- **Exercise directions**: Write out the data below in full. Keep it exact.

Raw records
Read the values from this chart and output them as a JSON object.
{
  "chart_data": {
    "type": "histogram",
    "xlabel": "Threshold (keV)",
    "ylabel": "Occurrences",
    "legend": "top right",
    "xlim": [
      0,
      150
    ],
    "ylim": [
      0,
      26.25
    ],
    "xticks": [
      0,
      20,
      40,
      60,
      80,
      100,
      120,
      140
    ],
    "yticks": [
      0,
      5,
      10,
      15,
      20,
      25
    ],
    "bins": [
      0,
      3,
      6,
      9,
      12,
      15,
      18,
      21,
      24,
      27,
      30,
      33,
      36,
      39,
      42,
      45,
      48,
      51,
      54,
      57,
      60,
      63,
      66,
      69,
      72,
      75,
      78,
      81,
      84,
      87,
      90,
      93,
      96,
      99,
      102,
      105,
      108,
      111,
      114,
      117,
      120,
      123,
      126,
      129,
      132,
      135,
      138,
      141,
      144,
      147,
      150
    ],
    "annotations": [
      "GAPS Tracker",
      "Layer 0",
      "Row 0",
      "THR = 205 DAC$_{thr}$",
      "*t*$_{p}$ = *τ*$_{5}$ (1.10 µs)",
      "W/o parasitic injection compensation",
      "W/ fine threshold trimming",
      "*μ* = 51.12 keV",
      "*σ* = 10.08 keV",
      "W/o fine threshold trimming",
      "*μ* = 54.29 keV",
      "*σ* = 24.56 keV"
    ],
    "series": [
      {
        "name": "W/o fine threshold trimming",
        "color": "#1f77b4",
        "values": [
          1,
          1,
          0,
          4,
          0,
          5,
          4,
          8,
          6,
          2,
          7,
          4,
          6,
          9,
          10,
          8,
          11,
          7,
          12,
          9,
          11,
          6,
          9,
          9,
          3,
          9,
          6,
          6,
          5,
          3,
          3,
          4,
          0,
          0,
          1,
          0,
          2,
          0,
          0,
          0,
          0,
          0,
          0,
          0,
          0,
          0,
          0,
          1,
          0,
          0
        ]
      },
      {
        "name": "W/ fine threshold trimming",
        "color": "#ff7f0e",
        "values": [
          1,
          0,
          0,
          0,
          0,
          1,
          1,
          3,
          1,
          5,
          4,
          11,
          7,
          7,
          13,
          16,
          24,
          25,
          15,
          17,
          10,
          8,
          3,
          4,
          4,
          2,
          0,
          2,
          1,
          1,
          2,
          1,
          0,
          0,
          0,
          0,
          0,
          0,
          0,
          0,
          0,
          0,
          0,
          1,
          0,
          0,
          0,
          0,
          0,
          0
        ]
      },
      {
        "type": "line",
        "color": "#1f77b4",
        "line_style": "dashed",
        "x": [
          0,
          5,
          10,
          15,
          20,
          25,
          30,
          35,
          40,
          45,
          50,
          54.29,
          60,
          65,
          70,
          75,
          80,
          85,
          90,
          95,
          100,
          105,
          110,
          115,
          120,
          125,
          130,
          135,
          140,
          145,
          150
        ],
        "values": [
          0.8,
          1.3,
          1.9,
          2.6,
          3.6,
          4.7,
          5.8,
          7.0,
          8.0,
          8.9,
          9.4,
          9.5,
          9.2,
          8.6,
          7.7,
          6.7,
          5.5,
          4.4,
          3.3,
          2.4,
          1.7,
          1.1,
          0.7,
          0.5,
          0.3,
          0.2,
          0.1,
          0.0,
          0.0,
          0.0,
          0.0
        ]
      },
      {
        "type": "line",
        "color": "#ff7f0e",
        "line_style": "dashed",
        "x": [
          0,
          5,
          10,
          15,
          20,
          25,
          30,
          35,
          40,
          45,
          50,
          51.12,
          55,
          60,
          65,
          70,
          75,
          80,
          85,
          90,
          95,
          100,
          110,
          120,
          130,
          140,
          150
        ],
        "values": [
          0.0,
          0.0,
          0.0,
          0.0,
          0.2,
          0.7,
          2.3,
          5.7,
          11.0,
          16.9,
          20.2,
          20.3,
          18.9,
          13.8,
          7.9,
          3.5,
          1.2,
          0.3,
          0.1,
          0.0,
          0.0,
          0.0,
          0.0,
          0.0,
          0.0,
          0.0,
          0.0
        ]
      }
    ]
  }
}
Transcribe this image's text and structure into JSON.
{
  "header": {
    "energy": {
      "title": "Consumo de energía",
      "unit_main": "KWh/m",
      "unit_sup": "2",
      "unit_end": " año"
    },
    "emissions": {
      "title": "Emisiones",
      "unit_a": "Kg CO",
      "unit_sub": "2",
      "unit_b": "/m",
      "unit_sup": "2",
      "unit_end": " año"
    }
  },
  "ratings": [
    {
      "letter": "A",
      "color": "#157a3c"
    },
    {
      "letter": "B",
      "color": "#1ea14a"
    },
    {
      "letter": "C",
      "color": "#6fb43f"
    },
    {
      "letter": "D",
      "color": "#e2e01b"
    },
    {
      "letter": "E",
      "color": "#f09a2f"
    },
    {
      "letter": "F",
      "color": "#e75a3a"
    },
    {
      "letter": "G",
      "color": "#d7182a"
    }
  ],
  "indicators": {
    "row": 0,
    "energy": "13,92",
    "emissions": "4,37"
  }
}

- **Correct response**:
Read the values from this chart and output them as a JSON object.
{
  "chart_data": {
    "type": "histogram",
    "xlabel": "Threshold (keV)",
    "ylabel": "Occurrences",
    "legend": "top right",
    "xlim": [
      0,
      150
    ],
    "ylim": [
      0,
      26.25
    ],
    "xticks": [
      0,
      20,
      40,
      60,
      80,
      100,
      120,
      140
    ],
    "yticks": [
      0,
      5,
      10,
      15,
      20,
      25
    ],
    "bins": [
      0,
      3,
      6,
      9,
      12,
      15,
      18,
      21,
      24,
      27,
      30,
      33,
      36,
      39,
      42,
      45,
      48,
      51,
      54,
      57,
      60,
      63,
      66,
      69,
      72,
      75,
      78,
      81,
      84,
      87,
      90,
      93,
      96,
      99,
      102,
      105,
      108,
      111,
      114,
      117,
      120,
      123,
      126,
      129,
      132,
      135,
      138,
      141,
      144,
      147,
      150
    ],
    "annotations": [
      "GAPS Tracker",
      "Layer 0",
      "Row 0",
      "THR = 205 DAC$_{thr}$",
      "*t*$_{p}$ = *τ*$_{5}$ (1.10 µs)",
      "W/o parasitic injection compensation",
      "W/ fine threshold trimming",
      "*μ* = 51.12 keV",
      "*σ* = 10.08 keV",
      "W/o fine threshold trimming",
      "*μ* = 54.29 keV",
      "*σ* = 24.56 keV"
    ],
    "series": [
      {
        "name": "W/o fine threshold trimming",
        "color": "#1f77b4",
        "values": [
          1,
          1,
          0,
          4,
          0,
          5,
          4,
          8,
          6,
          2,
          7,
          4,
          6,
          9,
          10,
          8,
          11,
          7,
          12,
          9,
          11,
          6,
          9,
          9,
          3,
          9,
          6,
          6,
          5,
          3,
          3,
          4,
          0,
          0,
          1,
          0,
          2,
          0,
          0,
          0,
          0,
          0,
          0,
          0,
          0,
          0,
          0,
          1,
          0,
          0
        ]
      },
      {
        "name": "W/ fine threshold trimming",
        "color": "#ff7f0e",
        "values": [
          1,
          0,
          0,
          0,
          0,
          1,
          1,
          3,
          1,
          5,
          4,
          11,
          7,
          7,
          13,
          16,
          24,
          25,
          15,
          17,
          10,
          8,
          3,
          4,
          4,
          2,
          0,
          2,
          1,
          1,
          2,
          1,
          0,
          0,
          0,
          0,
          0,
          0,
          0,
          0,
          0,
          0,
          0,
          1,
          0,
          0,
          0,
          0,
          0,
          0
        ]
      },
      {
        "type": "line",
        "color": "#1f77b4",
        "line_style": "dashed",
        "x": [
          0,
          5,
          10,
          15,
          20,
          25,
          30,
          35,
          40,
          45,
          50,
          54.29,
          60,
          65,
          70,
          75,
          80,
          85,
          90,
          95,
          100,
          105,
          110,
          115,
          120,
          125,
          130,
          135,
          140,
          145,
          150
        ],
        "values": [
          0.8,
          1.3,
          1.9,
          2.6,
          3.6,
          4.7,
          5.8,
          7.0,
          8.0,
          8.9,
          9.4,
          9.5,
          9.2,
          8.6,
          7.7,
          6.7,
          5.5,
          4.4,
          3.3,
          2.4,
          1.7,
          1.1,
          0.7,
          0.5,
          0.3,
          0.2,
          0.1,
          0.0,
          0.0,
          0.0,
          0.0
        ]
      },
      {
        "type": "line",
        "color": "#ff7f0e",
        "line_style": "dashed",
        "x": [
          0,
          5,
          10,
          15,
          20,
          25,
          30,
          35,
          40,
          45,
          50,
          51.12,
          55,
          60,
          65,
          70,
          75,
          80,
          85,
          90,
          95,
          100,
          110,
          120,
          130,
          140,
          150
        ],
        "values": [
          0.0,
          0.0,
          0.0,
          0.0,
          0.2,
          0.7,
          2.3,
          5.7,
          11.0,
          16.9,
          20.2,
          20.3,
          18.9,
          13.8,
          7.9,
          3.5,
          1.2,
          0.3,
          0.1,
          0.0,
          0.0,
          0.0,
          0.0,
          0.0,
          0.0,
          0.0,
          0.0
        ]
      }
    ]
  }
}
Transcribe this image's text and structure into JSON.
{
  "header": {
    "energy": {
      "title": "Consumo de energía",
      "unit_main": "KWh/m",
      "unit_sup": "2",
      "unit_end": " año"
    },
    "emissions": {
      "title": "Emisiones",
      "unit_a": "Kg CO",
      "unit_sub": "2",
      "unit_b": "/m",
      "unit_sup": "2",
      "unit_end": " año"
    }
  },
  "ratings": [
    {
      "letter": "A",
      "color": "#157a3c"
    },
    {
      "letter": "B",
      "color": "#1ea14a"
    },
    {
      "letter": "C",
      "color": "#6fb43f"
    },
    {
      "letter": "D",
      "color": "#e2e01b"
    },
    {
      "letter": "E",
      "color": "#f09a2f"
    },
    {
      "letter": "F",
      "color": "#e75a3a"
    },
    {
      "letter": "G",
      "color": "#d7182a"
    }
  ],
  "indicators": {
    "row": 0,
    "energy": "13,92",
    "emissions": "4,37"
  }
}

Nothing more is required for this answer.